═════ DATASET RECORDS

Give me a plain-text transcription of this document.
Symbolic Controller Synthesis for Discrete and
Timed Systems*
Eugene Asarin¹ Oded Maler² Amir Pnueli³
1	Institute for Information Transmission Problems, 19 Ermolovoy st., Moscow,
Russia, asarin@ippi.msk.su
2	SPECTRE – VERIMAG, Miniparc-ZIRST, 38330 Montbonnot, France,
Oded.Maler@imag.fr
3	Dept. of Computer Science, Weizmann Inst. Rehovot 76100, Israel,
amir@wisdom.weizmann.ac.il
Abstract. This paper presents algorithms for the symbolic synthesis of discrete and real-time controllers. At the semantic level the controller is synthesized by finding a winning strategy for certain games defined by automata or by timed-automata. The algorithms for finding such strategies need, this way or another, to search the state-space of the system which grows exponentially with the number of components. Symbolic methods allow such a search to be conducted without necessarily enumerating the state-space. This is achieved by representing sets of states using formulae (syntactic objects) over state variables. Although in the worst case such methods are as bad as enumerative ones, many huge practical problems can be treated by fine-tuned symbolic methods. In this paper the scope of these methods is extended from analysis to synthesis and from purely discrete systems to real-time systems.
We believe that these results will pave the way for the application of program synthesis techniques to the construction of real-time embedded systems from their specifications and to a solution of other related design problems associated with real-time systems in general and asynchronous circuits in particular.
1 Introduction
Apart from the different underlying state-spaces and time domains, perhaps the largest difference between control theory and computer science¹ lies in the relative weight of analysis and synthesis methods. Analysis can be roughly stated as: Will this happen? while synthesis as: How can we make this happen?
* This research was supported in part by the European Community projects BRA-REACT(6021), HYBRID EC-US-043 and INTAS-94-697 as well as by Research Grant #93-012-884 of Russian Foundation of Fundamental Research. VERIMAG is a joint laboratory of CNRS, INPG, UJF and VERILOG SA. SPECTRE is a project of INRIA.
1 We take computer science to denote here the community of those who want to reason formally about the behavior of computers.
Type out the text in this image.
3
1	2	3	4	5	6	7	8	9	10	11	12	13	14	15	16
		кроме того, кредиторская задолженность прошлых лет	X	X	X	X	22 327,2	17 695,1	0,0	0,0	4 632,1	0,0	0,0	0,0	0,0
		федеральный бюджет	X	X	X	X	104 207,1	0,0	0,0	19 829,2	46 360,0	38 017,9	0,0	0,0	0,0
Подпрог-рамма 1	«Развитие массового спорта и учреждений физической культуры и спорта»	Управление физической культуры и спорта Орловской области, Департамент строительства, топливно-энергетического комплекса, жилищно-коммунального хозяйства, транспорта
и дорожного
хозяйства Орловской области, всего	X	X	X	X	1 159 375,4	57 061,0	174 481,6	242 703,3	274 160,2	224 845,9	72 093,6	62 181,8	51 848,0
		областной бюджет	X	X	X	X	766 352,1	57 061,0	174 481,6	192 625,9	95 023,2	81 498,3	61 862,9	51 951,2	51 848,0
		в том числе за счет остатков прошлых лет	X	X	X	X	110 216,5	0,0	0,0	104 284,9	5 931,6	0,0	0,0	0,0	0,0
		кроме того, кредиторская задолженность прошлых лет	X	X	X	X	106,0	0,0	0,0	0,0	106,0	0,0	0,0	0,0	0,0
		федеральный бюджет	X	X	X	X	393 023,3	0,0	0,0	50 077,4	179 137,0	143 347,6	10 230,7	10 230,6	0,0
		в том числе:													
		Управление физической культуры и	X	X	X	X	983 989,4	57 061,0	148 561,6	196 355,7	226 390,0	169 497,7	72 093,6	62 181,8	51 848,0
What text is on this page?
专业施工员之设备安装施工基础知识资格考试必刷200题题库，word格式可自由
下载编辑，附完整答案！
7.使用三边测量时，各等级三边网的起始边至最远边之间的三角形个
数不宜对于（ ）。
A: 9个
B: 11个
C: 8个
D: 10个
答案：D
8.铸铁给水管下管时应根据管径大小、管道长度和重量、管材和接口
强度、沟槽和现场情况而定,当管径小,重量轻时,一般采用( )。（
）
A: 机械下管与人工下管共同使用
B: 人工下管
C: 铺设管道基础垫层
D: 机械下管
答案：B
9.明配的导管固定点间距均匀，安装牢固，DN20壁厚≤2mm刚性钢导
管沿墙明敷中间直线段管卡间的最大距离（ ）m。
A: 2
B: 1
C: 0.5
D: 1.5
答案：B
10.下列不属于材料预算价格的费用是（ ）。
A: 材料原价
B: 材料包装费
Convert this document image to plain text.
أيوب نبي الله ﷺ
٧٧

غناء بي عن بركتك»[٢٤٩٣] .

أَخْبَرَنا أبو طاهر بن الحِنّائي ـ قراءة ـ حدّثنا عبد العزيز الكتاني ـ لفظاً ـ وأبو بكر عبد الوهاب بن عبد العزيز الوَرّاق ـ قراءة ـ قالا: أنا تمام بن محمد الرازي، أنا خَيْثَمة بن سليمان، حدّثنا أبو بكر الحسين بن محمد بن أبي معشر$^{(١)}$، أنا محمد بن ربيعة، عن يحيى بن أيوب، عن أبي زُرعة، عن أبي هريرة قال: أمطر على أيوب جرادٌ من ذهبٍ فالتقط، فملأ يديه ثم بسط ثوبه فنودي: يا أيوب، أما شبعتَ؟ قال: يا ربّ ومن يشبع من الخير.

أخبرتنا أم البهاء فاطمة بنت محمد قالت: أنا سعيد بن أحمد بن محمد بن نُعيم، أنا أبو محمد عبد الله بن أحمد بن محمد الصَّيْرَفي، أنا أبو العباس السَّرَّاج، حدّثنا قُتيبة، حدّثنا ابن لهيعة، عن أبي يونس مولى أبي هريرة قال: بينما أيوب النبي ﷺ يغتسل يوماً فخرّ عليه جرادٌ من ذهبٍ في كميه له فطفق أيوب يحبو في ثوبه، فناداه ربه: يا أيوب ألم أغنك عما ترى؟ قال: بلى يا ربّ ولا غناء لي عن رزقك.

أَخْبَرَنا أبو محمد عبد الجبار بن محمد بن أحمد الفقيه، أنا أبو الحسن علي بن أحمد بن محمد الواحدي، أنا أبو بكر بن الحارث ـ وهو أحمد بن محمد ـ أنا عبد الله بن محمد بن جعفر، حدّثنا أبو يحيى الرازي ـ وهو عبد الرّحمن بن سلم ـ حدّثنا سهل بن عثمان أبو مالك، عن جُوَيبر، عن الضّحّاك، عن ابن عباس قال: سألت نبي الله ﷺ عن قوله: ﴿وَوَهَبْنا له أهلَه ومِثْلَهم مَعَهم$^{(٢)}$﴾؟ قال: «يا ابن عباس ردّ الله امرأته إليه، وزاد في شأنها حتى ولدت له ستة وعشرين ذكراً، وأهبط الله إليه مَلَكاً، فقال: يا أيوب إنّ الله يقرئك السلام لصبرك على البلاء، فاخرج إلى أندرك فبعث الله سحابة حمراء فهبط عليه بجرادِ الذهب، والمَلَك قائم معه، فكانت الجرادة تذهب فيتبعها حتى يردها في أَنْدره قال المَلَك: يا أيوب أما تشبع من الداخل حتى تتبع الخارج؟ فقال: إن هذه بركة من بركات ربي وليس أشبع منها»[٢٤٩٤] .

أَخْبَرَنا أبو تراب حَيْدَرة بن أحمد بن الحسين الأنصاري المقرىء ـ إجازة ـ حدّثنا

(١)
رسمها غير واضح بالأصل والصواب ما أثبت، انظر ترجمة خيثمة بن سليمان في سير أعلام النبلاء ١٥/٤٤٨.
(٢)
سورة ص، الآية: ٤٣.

══════════

Check each line of the records above for "document", and copy those that have it.

» **SOLUTION TO THE PROBLEM**
Give me a plain-text transcription of this document.
Convert this document image to plain text.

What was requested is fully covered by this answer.